>> START PROVIDED DATA
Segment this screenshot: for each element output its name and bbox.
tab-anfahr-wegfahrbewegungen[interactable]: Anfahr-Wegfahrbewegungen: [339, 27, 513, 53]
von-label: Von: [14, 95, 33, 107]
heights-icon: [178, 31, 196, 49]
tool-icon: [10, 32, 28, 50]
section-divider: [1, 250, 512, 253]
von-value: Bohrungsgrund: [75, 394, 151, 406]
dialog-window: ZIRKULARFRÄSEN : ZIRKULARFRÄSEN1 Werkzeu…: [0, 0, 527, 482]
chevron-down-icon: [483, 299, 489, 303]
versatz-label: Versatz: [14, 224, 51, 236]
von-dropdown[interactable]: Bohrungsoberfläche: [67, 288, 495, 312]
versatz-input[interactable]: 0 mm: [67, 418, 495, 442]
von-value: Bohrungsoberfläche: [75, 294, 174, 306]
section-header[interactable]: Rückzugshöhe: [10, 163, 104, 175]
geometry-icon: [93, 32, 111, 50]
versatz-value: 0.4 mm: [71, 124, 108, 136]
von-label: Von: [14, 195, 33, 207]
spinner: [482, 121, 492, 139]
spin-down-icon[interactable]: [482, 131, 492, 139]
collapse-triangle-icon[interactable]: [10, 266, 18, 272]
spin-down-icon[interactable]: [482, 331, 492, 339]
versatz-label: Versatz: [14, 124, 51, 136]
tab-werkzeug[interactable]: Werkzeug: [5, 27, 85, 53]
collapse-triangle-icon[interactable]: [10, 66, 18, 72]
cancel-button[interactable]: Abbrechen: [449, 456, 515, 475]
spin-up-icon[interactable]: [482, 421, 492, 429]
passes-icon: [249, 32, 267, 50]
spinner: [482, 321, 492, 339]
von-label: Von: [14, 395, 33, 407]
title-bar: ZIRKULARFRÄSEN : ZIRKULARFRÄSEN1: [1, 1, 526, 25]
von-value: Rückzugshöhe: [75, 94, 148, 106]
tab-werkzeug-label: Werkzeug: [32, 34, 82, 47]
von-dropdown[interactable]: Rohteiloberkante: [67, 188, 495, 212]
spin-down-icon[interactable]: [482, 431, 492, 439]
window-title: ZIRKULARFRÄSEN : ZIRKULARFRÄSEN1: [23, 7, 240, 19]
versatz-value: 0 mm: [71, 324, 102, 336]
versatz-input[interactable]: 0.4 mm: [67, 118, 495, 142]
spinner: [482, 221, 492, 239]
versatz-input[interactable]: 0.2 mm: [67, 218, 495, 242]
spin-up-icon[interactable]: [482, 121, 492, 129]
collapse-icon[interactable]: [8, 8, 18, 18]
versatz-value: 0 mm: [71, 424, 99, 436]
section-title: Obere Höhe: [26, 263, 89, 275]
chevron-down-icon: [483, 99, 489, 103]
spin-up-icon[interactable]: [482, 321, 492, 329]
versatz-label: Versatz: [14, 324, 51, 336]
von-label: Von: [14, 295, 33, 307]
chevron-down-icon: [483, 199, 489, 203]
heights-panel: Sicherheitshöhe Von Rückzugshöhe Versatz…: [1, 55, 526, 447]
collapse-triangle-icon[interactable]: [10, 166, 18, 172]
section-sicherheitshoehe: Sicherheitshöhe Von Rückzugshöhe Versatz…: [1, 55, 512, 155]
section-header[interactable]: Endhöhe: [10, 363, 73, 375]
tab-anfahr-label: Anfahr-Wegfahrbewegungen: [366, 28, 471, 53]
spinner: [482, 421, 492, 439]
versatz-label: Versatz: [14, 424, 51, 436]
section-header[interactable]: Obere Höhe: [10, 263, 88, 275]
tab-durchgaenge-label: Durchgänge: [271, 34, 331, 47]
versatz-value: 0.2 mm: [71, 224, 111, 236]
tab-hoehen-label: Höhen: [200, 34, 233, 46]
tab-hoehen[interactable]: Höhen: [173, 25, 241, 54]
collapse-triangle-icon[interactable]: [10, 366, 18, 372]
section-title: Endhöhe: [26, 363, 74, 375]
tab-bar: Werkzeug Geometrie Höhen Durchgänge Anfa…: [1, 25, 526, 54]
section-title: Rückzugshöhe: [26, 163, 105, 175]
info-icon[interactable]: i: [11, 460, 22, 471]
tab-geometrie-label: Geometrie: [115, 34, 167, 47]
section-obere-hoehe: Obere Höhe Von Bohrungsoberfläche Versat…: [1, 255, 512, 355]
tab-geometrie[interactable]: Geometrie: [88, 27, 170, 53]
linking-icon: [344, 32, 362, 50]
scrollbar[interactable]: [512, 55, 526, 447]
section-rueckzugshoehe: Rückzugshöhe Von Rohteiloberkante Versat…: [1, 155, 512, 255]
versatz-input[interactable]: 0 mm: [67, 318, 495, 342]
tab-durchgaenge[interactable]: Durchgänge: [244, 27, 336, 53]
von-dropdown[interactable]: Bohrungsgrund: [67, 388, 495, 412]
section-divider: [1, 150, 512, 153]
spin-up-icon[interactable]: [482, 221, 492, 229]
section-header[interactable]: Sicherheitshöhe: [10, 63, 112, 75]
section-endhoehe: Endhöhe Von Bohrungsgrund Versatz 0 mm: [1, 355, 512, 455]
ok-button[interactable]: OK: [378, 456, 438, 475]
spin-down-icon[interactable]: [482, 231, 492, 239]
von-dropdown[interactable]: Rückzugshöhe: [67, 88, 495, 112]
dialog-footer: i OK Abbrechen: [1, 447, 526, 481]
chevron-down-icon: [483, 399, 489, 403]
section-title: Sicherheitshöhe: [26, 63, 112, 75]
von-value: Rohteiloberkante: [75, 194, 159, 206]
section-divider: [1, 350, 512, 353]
>> END PROVIDED DATA
TASK TO COMPLETE » Retype all of the items above line for line, keeping every character, number, and bracket unchanged.

SOLUTION »
Segment this screenshot: for each element output its name and bbox.
tab-anfahr-wegfahrbewegungen[interactable]: Anfahr-Wegfahrbewegungen: [339, 27, 513, 53]
von-label: Von: [14, 95, 33, 107]
heights-icon: [178, 31, 196, 49]
tool-icon: [10, 32, 28, 50]
section-divider: [1, 250, 512, 253]
von-value: Bohrungsgrund: [75, 394, 151, 406]
dialog-window: ZIRKULARFRÄSEN : ZIRKULARFRÄSEN1 Werkzeu…: [0, 0, 527, 482]
chevron-down-icon: [483, 299, 489, 303]
versatz-label: Versatz: [14, 224, 51, 236]
von-dropdown[interactable]: Bohrungsoberfläche: [67, 288, 495, 312]
versatz-input[interactable]: 0 mm: [67, 418, 495, 442]
von-value: Bohrungsoberfläche: [75, 294, 174, 306]
section-header[interactable]: Rückzugshöhe: [10, 163, 104, 175]
geometry-icon: [93, 32, 111, 50]
versatz-value: 0.4 mm: [71, 124, 108, 136]
von-label: Von: [14, 195, 33, 207]
spinner: [482, 121, 492, 139]
spin-down-icon[interactable]: [482, 131, 492, 139]
collapse-triangle-icon[interactable]: [10, 266, 18, 272]
spin-down-icon[interactable]: [482, 331, 492, 339]
versatz-label: Versatz: [14, 124, 51, 136]
tab-werkzeug[interactable]: Werkzeug: [5, 27, 85, 53]
collapse-triangle-icon[interactable]: [10, 66, 18, 72]
cancel-button[interactable]: Abbrechen: [449, 456, 515, 475]
spin-up-icon[interactable]: [482, 421, 492, 429]
passes-icon: [249, 32, 267, 50]
spinner: [482, 321, 492, 339]
von-label: Von: [14, 395, 33, 407]
title-bar: ZIRKULARFRÄSEN : ZIRKULARFRÄSEN1: [1, 1, 526, 25]
von-value: Rückzugshöhe: [75, 94, 148, 106]
tab-werkzeug-label: Werkzeug: [32, 34, 82, 47]
von-dropdown[interactable]: Rohteiloberkante: [67, 188, 495, 212]
spin-down-icon[interactable]: [482, 431, 492, 439]
window-title: ZIRKULARFRÄSEN : ZIRKULARFRÄSEN1: [23, 7, 240, 19]
versatz-value: 0 mm: [71, 324, 102, 336]
versatz-input[interactable]: 0.4 mm: [67, 118, 495, 142]
spinner: [482, 221, 492, 239]
versatz-input[interactable]: 0.2 mm: [67, 218, 495, 242]
spin-up-icon[interactable]: [482, 121, 492, 129]
collapse-icon[interactable]: [8, 8, 18, 18]
versatz-value: 0 mm: [71, 424, 99, 436]
section-title: Obere Höhe: [26, 263, 89, 275]
chevron-down-icon: [483, 99, 489, 103]
spin-up-icon[interactable]: [482, 321, 492, 329]
versatz-label: Versatz: [14, 324, 51, 336]
von-label: Von: [14, 295, 33, 307]
chevron-down-icon: [483, 199, 489, 203]
heights-panel: Sicherheitshöhe Von Rückzugshöhe Versatz…: [1, 55, 526, 447]
collapse-triangle-icon[interactable]: [10, 166, 18, 172]
section-sicherheitshoehe: Sicherheitshöhe Von Rückzugshöhe Versatz…: [1, 55, 512, 155]
section-header[interactable]: Endhöhe: [10, 363, 73, 375]
tab-anfahr-label: Anfahr-Wegfahrbewegungen: [366, 28, 471, 53]
spinner: [482, 421, 492, 439]
versatz-label: Versatz: [14, 424, 51, 436]
section-header[interactable]: Obere Höhe: [10, 263, 88, 275]
tab-durchgaenge-label: Durchgänge: [271, 34, 331, 47]
versatz-value: 0.2 mm: [71, 224, 111, 236]
tab-hoehen-label: Höhen: [200, 34, 233, 46]
tab-hoehen[interactable]: Höhen: [173, 25, 241, 54]
collapse-triangle-icon[interactable]: [10, 366, 18, 372]
section-title: Endhöhe: [26, 363, 74, 375]
tab-bar: Werkzeug Geometrie Höhen Durchgänge Anfa…: [1, 25, 526, 54]
section-title: Rückzugshöhe: [26, 163, 105, 175]
info-icon[interactable]: i: [11, 460, 22, 471]
tab-geometrie-label: Geometrie: [115, 34, 167, 47]
section-obere-hoehe: Obere Höhe Von Bohrungsoberfläche Versat…: [1, 255, 512, 355]
tab-geometrie[interactable]: Geometrie: [88, 27, 170, 53]
linking-icon: [344, 32, 362, 50]
scrollbar[interactable]: [512, 55, 526, 447]
section-rueckzugshoehe: Rückzugshöhe Von Rohteiloberkante Versat…: [1, 155, 512, 255]
versatz-input[interactable]: 0 mm: [67, 318, 495, 342]
tab-durchgaenge[interactable]: Durchgänge: [244, 27, 336, 53]
von-dropdown[interactable]: Bohrungsgrund: [67, 388, 495, 412]
section-divider: [1, 150, 512, 153]
spin-up-icon[interactable]: [482, 221, 492, 229]
section-header[interactable]: Sicherheitshöhe: [10, 63, 112, 75]
section-endhoehe: Endhöhe Von Bohrungsgrund Versatz 0 mm: [1, 355, 512, 455]
ok-button[interactable]: OK: [378, 456, 438, 475]
spin-down-icon[interactable]: [482, 231, 492, 239]
von-dropdown[interactable]: Rückzugshöhe: [67, 88, 495, 112]
dialog-footer: i OK Abbrechen: [1, 447, 526, 481]
chevron-down-icon: [483, 399, 489, 403]
section-title: Sicherheitshöhe: [26, 63, 112, 75]
von-value: Rohteiloberkante: [75, 194, 159, 206]
section-divider: [1, 350, 512, 353]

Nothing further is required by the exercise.